## Raw data
====================

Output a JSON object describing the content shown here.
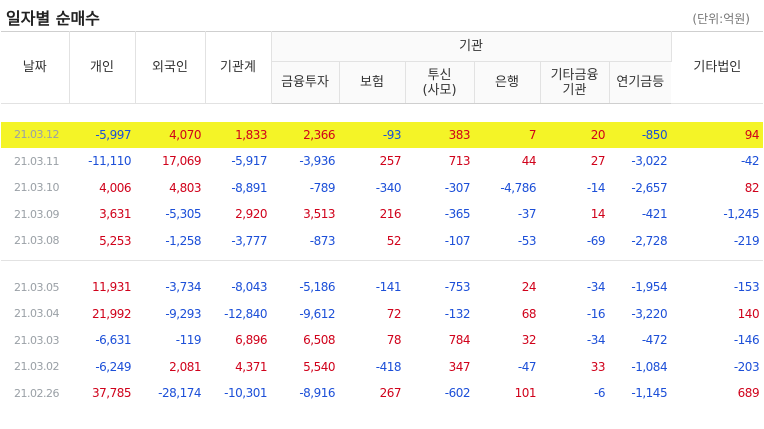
{
  "title": "일자별 순매수",
  "unit": "(단위:억원)",
  "headers": {
    "date": "날짜",
    "individual": "개인",
    "foreign": "외국인",
    "inst_total": "기관계",
    "institution": "기관",
    "financial_invest": "금융투자",
    "insurance": "보험",
    "trust_line1": "투신",
    "trust_line2": "(사모)",
    "bank": "은행",
    "other_fin_line1": "기타금융",
    "other_fin_line2": "기관",
    "pension": "연기금등",
    "other_corp": "기타법인"
  },
  "rows": [
    {
      "date": "21.03.12",
      "individual": "-5,997",
      "foreign": "4,070",
      "inst_total": "1,833",
      "financial_invest": "2,366",
      "insurance": "-93",
      "trust": "383",
      "bank": "7",
      "other_fin": "20",
      "pension": "-850",
      "other_corp": "94",
      "highlight": true
    },
    {
      "date": "21.03.11",
      "individual": "-11,110",
      "foreign": "17,069",
      "inst_total": "-5,917",
      "financial_invest": "-3,936",
      "insurance": "257",
      "trust": "713",
      "bank": "44",
      "other_fin": "27",
      "pension": "-3,022",
      "other_corp": "-42"
    },
    {
      "date": "21.03.10",
      "individual": "4,006",
      "foreign": "4,803",
      "inst_total": "-8,891",
      "financial_invest": "-789",
      "insurance": "-340",
      "trust": "-307",
      "bank": "-4,786",
      "other_fin": "-14",
      "pension": "-2,657",
      "other_corp": "82"
    },
    {
      "date": "21.03.09",
      "individual": "3,631",
      "foreign": "-5,305",
      "inst_total": "2,920",
      "financial_invest": "3,513",
      "insurance": "216",
      "trust": "-365",
      "bank": "-37",
      "other_fin": "14",
      "pension": "-421",
      "other_corp": "-1,245"
    },
    {
      "date": "21.03.08",
      "individual": "5,253",
      "foreign": "-1,258",
      "inst_total": "-3,777",
      "financial_invest": "-873",
      "insurance": "52",
      "trust": "-107",
      "bank": "-53",
      "other_fin": "-69",
      "pension": "-2,728",
      "other_corp": "-219"
    },
    {
      "date": "21.03.05",
      "individual": "11,931",
      "foreign": "-3,734",
      "inst_total": "-8,043",
      "financial_invest": "-5,186",
      "insurance": "-141",
      "trust": "-753",
      "bank": "24",
      "other_fin": "-34",
      "pension": "-1,954",
      "other_corp": "-153"
    },
    {
      "date": "21.03.04",
      "individual": "21,992",
      "foreign": "-9,293",
      "inst_total": "-12,840",
      "financial_invest": "-9,612",
      "insurance": "72",
      "trust": "-132",
      "bank": "68",
      "other_fin": "-16",
      "pension": "-3,220",
      "other_corp": "140"
    },
    {
      "date": "21.03.03",
      "individual": "-6,631",
      "foreign": "-119",
      "inst_total": "6,896",
      "financial_invest": "6,508",
      "insurance": "78",
      "trust": "784",
      "bank": "32",
      "other_fin": "-34",
      "pension": "-472",
      "other_corp": "-146"
    },
    {
      "date": "21.03.02",
      "individual": "-6,249",
      "foreign": "2,081",
      "inst_total": "4,371",
      "financial_invest": "5,540",
      "insurance": "-418",
      "trust": "347",
      "bank": "-47",
      "other_fin": "33",
      "pension": "-1,084",
      "other_corp": "-203"
    },
    {
      "date": "21.02.26",
      "individual": "37,785",
      "foreign": "-28,174",
      "inst_total": "-10,301",
      "financial_invest": "-8,916",
      "insurance": "267",
      "trust": "-602",
      "bank": "101",
      "other_fin": "-6",
      "pension": "-1,145",
      "other_corp": "689"
    }
  ],
  "colors": {
    "positive": "#d0021b",
    "negative": "#1c4fd8",
    "highlight": "#f4f427",
    "date": "#9aa0a6"
  }
}
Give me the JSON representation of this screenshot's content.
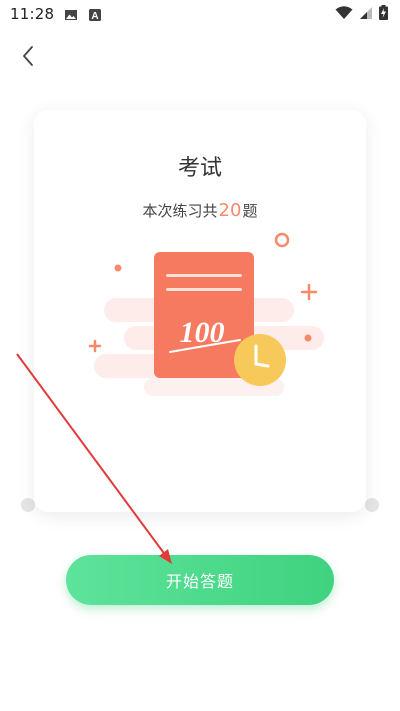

====================

## The exercise
Repeat the entries exactly. Pictures are excluded from the copy.

## Response below
Output a JSON object describing the content shown here.
{
  "title": "일자별 순매수",
  "unit": "(단위:억원)",
  "headers": {
    "date": "날짜",
    "individual": "개인",
    "foreign": "외국인",
    "inst_total": "기관계",
    "institution": "기관",
    "financial_invest": "금융투자",
    "insurance": "보험",
    "trust_line1": "투신",
    "trust_line2": "(사모)",
    "bank": "은행",
    "other_fin_line1": "기타금융",
    "other_fin_line2": "기관",
    "pension": "연기금등",
    "other_corp": "기타법인"
  },
  "rows": [
    {
      "date": "21.03.12",
      "individual": "-5,997",
      "foreign": "4,070",
      "inst_total": "1,833",
      "financial_invest": "2,366",
      "insurance": "-93",
      "trust": "383",
      "bank": "7",
      "other_fin": "20",
      "pension": "-850",
      "other_corp": "94",
      "highlight": true
    },
    {
      "date": "21.03.11",
      "individual": "-11,110",
      "foreign": "17,069",
      "inst_total": "-5,917",
      "financial_invest": "-3,936",
      "insurance": "257",
      "trust": "713",
      "bank": "44",
      "other_fin": "27",
      "pension": "-3,022",
      "other_corp": "-42"
    },
    {
      "date": "21.03.10",
      "individual": "4,006",
      "foreign": "4,803",
      "inst_total": "-8,891",
      "financial_invest": "-789",
      "insurance": "-340",
      "trust": "-307",
      "bank": "-4,786",
      "other_fin": "-14",
      "pension": "-2,657",
      "other_corp": "82"
    },
    {
      "date": "21.03.09",
      "individual": "3,631",
      "foreign": "-5,305",
      "inst_total": "2,920",
      "financial_invest": "3,513",
      "insurance": "216",
      "trust": "-365",
      "bank": "-37",
      "other_fin": "14",
      "pension": "-421",
      "other_corp": "-1,245"
    },
    {
      "date": "21.03.08",
      "individual": "5,253",
      "foreign": "-1,258",
      "inst_total": "-3,777",
      "financial_invest": "-873",
      "insurance": "52",
      "trust": "-107",
      "bank": "-53",
      "other_fin": "-69",
      "pension": "-2,728",
      "other_corp": "-219"
    },
    {
      "date": "21.03.05",
      "individual": "11,931",
      "foreign": "-3,734",
      "inst_total": "-8,043",
      "financial_invest": "-5,186",
      "insurance": "-141",
      "trust": "-753",
      "bank": "24",
      "other_fin": "-34",
      "pension": "-1,954",
      "other_corp": "-153"
    },
    {
      "date": "21.03.04",
      "individual": "21,992",
      "foreign": "-9,293",
      "inst_total": "-12,840",
      "financial_invest": "-9,612",
      "insurance": "72",
      "trust": "-132",
      "bank": "68",
      "other_fin": "-16",
      "pension": "-3,220",
      "other_corp": "140"
    },
    {
      "date": "21.03.03",
      "individual": "-6,631",
      "foreign": "-119",
      "inst_total": "6,896",
      "financial_invest": "6,508",
      "insurance": "78",
      "trust": "784",
      "bank": "32",
      "other_fin": "-34",
      "pension": "-472",
      "other_corp": "-146"
    },
    {
      "date": "21.03.02",
      "individual": "-6,249",
      "foreign": "2,081",
      "inst_total": "4,371",
      "financial_invest": "5,540",
      "insurance": "-418",
      "trust": "347",
      "bank": "-47",
      "other_fin": "33",
      "pension": "-1,084",
      "other_corp": "-203"
    },
    {
      "date": "21.02.26",
      "individual": "37,785",
      "foreign": "-28,174",
      "inst_total": "-10,301",
      "financial_invest": "-8,916",
      "insurance": "267",
      "trust": "-602",
      "bank": "101",
      "other_fin": "-6",
      "pension": "-1,145",
      "other_corp": "689"
    }
  ],
  "colors": {
    "positive": "#d0021b",
    "negative": "#1c4fd8",
    "highlight": "#f4f427",
    "date": "#9aa0a6"
  }
}
Give me the JSON representation of this screenshot's content.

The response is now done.